=== Passage ===

====================

Monday 28 December 2009

Four Quarters


I have begun a collaborative venture, Four Quarters, with three friends. Our aim is to document the seasons throughout the solar year, by spending four days in a wood in our village, spread across the two solstices and equinoxes.

Last Monday's winter solstice was our first day together. We met before dawn and parted around midnight, and spent much time either putting on layers of clothing to go out and greet the cold, or removing some of those layers, now soggy with snow, sleet or rain, in order to warm up and re-fuel again. I'm not sure how many miles we walked, but I was very glad of the numbing effects of the mulled wine we drank before leaving for the last hike home.

Our next meeting will be on 20th March, for the spring equinox. In the meantime, I have many wintry notes and much work to do.

Sunday 27 December 2009

A Thought for Gawain

From Simon Armitage's 2007 translation.


Now night passes and New Year draws near,
drawing off darkness as our deity decrees.
But wild-looking weather was about in the world:
clouds decanted their cold rain earthwards;
the nithering north needled man's very nature;
creatures were scattered by the stinging sleet.
Then a whip-cracking wind comes whistling between hills
driving snow into deepening drifts in the dales.
Alert and listening, Gawain lies in his bed;
his lids are lowered but he sleeps very little
as each crow of the cock brings his destiny closer.
Before day had dawned he was up and dressed
for the room was livened by the light of a lamp.
To suit him in his metal and to saddle his mount
he called for a servant, who came quickly,
bounded from his bedsheets, bringing his garments.
He swathes Sir Gawain in glorious style,
first fastening clothes to fend off the frost,
then his armour, looked after all the while by the household:
the buffed and burnished stomach and breastplates,
and the rings of chain-mail, raked free of rust,
all gleaming good as new, for which he is grateful
indeed.
With every polished piece
no man shone more,
from here to ancient Greece.
He sent then for his steed.

Sunday 20 December 2009

Cixous Says

Outside, the snow lies thick enough to keep me at home. I am reading Helene Cixous, again. I keep returning to her Three Steps on the Ladder of Writing. Every time I think I've escaped the book, something happens to take me back to it. A friend told me recently that it was the kind of book that could kill you. I can see what she meant. I also think it's the kind of book that could save your life.

Snow forces us to change our plans, Cixous encourages us to change our writing:

How can we keep our mixture of innocence and crime sufficiently alive and open to live and write? How can we proceed to the burning point, reach that last hour, when we'll be able to write or say everything we have never dared say out of love and cowardice?

In my last post, I touched upon my sense of holding so much back here and I wonder whether I want to use this space to say what I dare not say. Perhaps I feel the urge to say something strong or shocking, secure in a certain anonymity, although I also suspect that saying what I dare not say would take me into the realm of the confessional blog. I don't much like confessional blogs, their overt exhibitionism makes me feel uncomfortable.

====================

=== Goals ===
1 - From the blog posts, reproduce the stretch that opens at "But wild-looking weather" and closes after "bringing his garments.".
2 - Carry on writing the blog posts, picking up right after their final sentence.

=== Supplied information ===
====================

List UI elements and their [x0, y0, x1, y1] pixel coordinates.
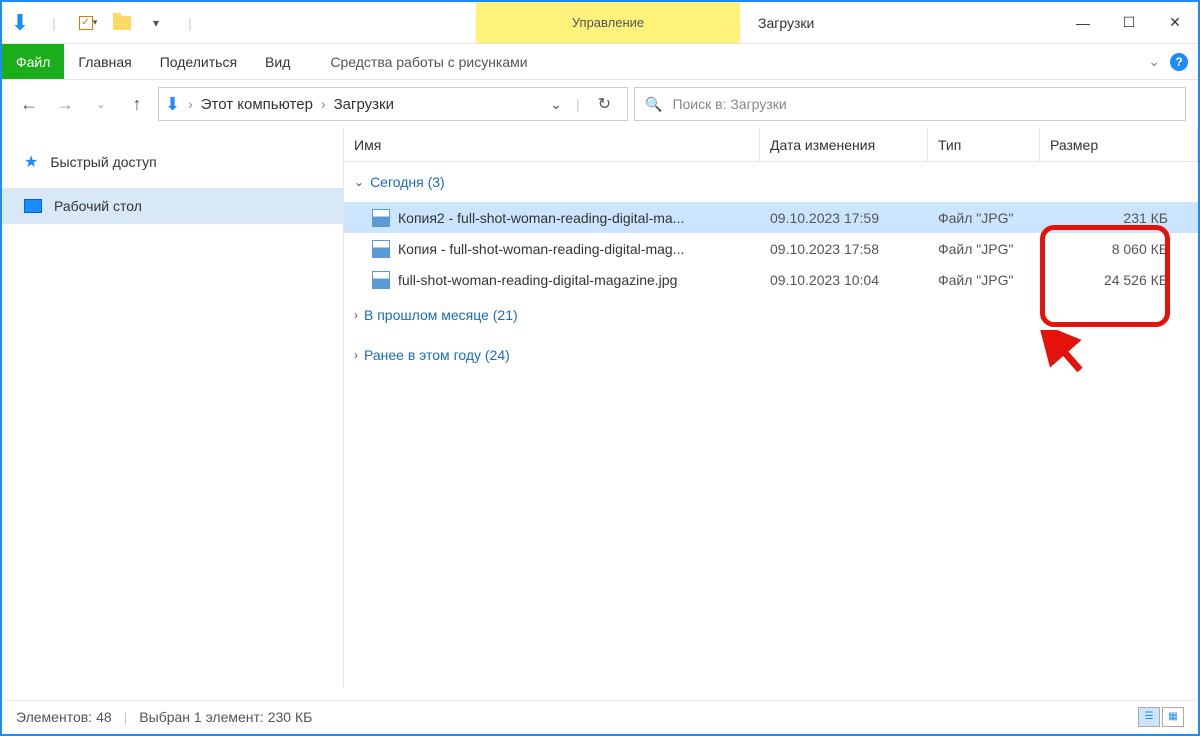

====================

=== Results for the exercise ===
1 -
But wild-looking weather was about in the world:
clouds decanted their cold rain earthwards;
the nithering north needled man's very nature;
creatures were scattered by the stinging sleet.
Then a whip-cracking wind comes whistling between hills
driving snow into deepening drifts in the dales.
Alert and listening, Gawain lies in his bed;
his lids are lowered but he sleeps very little
as each crow of the cock brings his destiny closer.
Before day had dawned he was up and dressed
for the room was livened by the light of a lamp.
To suit him in his metal and to saddle his mount
he called for a servant, who came quickly,
bounded from his bedsheets, bringing his garments.

2 -
I don't think I will use this space to write to the burning point, that can happen elsewhere. However, by way of taking a small step towards it, I would like to say a few things that I haven't said before. They aren't particularly important things, they may not even be interesting, but I will say them nonetheless.

I am writing in a room with pale yellow walls. There is wallpaper beneath the paint and in places I can see where the paint ends and the old colour still shows. The wallpaper is textured, wrinkled above the radiator and where one piece joins the next. There are many cobwebs and candle smudges.

There is a Christmas tree in the window. Sunlight catches on the baubles and is reflected on the walls and ceiling. There are small dashes of sunlight all over the room.

I can smell either diesel, rolled down the hill from the main road in the very still, snow-bound air, or marzipan from my airing-before-I-ice Christmas cake.

My feet are cold.

My husband is sitting beside me, working on his laptop. He is breathing loudly and there are clicks from his computer. I don't think he has touched the cup of tea I made a while ago. I look towards him and he asks in our domestic language, 'Urda?' It translates roughly as, 'Why are you looking at me? Are you alright? What are you thinking about? Why are you disturbing me?' I look away and he returns to his work.

There, that's it. A very long way from the burning point, but for the moment, it's enough.

Saturday 12 December 2009

Call and Return

A new poem was born this week. It's already, rather guiltily, a favourite. I pick it up often and carry it around the house, singing to it. I am neglecting my older work.

The new poem is a piece of free verse that weaves together a number of voices and languages, Anglo-Saxon, Latin, Middle English, hymns, prayers, the voice of the soil. I was surprised at how much I enjoyed playing with Anglo-Saxon verse ,within the free verse frame, and it seems my recent wanderings in traditional verse form have had some sort of influence upon my work. I was certainly pleased with the resulting poem and enjoyed using so many voices. I loved fitting them together in a meaningful and tuneful way; so that each voice spoke with the next, even though many of them had never met before.

What is more, it occurs to me now that I speak in this voice, this particular voice, on the subject of a polyphonic poem, and that the voiceI am currently writing in carries a lantern, illuminating what it can, what it wants to, while the glare from its light throws other things into greater shadow. Iam aware of using this space to reveal only a little, to uncover and to conceal. Like all communication, this is an exercise in control, as much as it is a reaching out. More on this subject later.

Saturday 5 December 2009

Voices Raised

I want to return to the matter of voice and to Eavan Boland's comments on her use of traditional poetic form. Boland says that her poetic maturity enables her to begin to, 'dissolve all the borrowed voices of [her] apprenticeship.' I am very curious to know how these borrowed voices dissolve into the authentic voice. What happens to our earlier voices while we're waiting for the borrowed ones to dissolve? Do our new ones sit on top somehow, while our older voices lurk beneath, muttering in the gloom?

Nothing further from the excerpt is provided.